■ **EXTRACT**:
Wasn't there another factor - the large pool of unemployed labour lead to govt. grants being poured in?

Doctor Syntax Silver badge

Re: A Zombie concept?

"I can hire developers anywhere in the world, but I have to find them. How do I know that somebody in ToadSuck Ak is any good? Unless they are the inventor of Python/Ruby/etc then I am comparing them to somebody in India charging $1/hour on Elancer."

If you're considering recruiting on the basis of whether someone was the original dev of a big project you're probably doing it wrong. Firstly as there are very few of them they're not likely to be available. Secondly, they may not be the current project leads; they may not even have been involved with the project very long. Thirdly, and most importantly, you're overlooking the fact that any open source developer's contributions are a portfolio that you, personally, can review. You can actually make a comparison between the ToadSuck developer and the $1/hour Indian if they've contributed to open source projects.

■ **EXTRACTED RECORDS**:
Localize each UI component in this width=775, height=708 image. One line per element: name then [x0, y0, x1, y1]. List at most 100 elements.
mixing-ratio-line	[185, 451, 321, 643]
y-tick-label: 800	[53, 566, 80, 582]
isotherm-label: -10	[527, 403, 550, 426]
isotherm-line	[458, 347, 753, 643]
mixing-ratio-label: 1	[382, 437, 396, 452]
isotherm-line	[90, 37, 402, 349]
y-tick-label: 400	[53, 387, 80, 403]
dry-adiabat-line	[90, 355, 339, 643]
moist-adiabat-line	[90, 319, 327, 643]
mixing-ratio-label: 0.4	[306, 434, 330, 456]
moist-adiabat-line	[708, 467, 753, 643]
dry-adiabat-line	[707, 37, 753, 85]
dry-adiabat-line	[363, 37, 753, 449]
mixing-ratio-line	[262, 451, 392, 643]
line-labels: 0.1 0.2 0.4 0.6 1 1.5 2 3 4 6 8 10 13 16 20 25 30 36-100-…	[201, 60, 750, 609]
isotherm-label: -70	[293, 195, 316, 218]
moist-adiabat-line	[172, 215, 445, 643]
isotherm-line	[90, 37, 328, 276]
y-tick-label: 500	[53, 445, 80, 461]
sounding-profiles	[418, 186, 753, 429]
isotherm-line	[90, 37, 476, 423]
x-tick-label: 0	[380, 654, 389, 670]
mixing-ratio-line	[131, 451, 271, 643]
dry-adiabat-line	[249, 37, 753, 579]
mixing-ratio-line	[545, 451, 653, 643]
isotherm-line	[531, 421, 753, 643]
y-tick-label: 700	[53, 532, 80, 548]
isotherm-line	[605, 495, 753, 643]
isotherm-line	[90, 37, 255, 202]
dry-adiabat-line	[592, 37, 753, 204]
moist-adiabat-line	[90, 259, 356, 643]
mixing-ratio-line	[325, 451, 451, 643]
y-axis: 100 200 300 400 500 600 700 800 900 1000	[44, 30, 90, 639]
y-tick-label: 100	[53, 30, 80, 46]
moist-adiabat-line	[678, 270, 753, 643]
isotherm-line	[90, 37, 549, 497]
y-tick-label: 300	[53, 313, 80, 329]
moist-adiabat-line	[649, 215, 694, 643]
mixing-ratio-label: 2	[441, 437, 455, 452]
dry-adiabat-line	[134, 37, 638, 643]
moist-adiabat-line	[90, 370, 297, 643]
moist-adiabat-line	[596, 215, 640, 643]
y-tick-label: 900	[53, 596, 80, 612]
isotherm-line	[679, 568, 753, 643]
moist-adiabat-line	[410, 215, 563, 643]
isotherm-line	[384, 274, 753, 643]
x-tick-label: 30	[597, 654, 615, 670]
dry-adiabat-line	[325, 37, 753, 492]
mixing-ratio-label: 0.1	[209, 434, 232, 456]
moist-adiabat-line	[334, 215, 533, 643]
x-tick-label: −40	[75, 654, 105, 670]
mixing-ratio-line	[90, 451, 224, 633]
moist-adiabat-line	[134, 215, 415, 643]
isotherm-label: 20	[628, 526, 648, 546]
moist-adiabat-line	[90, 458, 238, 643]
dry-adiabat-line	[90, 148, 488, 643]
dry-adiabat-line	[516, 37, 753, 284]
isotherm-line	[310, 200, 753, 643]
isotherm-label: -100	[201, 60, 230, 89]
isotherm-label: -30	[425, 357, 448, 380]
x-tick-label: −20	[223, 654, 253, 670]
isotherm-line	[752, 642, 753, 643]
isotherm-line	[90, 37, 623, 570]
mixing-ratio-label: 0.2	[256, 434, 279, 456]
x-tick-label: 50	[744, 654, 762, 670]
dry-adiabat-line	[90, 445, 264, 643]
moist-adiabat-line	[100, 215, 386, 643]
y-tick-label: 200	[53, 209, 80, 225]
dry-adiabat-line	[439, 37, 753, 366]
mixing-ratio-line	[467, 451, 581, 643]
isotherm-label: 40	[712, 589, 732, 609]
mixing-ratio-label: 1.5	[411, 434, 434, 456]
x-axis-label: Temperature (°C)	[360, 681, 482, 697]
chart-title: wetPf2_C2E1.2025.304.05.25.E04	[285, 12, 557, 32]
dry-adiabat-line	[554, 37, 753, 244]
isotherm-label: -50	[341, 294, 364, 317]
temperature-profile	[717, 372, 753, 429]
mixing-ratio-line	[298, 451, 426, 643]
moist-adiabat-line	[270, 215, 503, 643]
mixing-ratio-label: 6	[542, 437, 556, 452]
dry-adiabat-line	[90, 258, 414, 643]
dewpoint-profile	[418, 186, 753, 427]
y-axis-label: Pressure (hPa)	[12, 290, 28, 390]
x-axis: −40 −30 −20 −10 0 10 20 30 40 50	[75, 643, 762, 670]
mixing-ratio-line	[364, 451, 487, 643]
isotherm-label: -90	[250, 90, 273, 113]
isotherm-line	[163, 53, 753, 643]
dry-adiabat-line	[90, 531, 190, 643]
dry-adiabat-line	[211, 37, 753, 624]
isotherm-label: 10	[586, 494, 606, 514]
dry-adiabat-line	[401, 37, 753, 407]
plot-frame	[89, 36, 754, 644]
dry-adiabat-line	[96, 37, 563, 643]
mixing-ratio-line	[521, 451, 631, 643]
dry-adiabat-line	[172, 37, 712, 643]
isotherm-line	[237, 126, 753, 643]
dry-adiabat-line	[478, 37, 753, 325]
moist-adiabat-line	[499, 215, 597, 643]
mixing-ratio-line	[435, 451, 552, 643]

■ **PROBLEMS TO SOLVE**:
(a) What reasons does the comment give for why recruiting someone because they were the original developer of a big project is probably the wrong approach?
(b) Can you print the part of the comment starting at "If you're considering" and ending at "open source projects."?
The listing comes from a different source than the comment.

■ **PER-TASK ANSWERS**:
(a)
1. There are very few such developers, so they're not likely to be available.
2. They may not be the current project leads, and they may not even have been involved with the project very long.
3. Most importantly, it overlooks the fact that any open source developer's contributions are a portfolio that you can personally review.

(b)
If you're considering recruiting on the basis of whether someone was the original dev of a big project you're probably doing it wrong. Firstly as there are very few of them they're not likely to be available. Secondly, they may not be the current project leads; they may not even have been involved with the project very long. Thirdly, and most importantly, you're overlooking the fact that any open source developer's contributions are a portfolio that you, personally, can review. You can actually make a comparison between the ToadSuck developer and the $1/hour Indian if they've contributed to open source projects.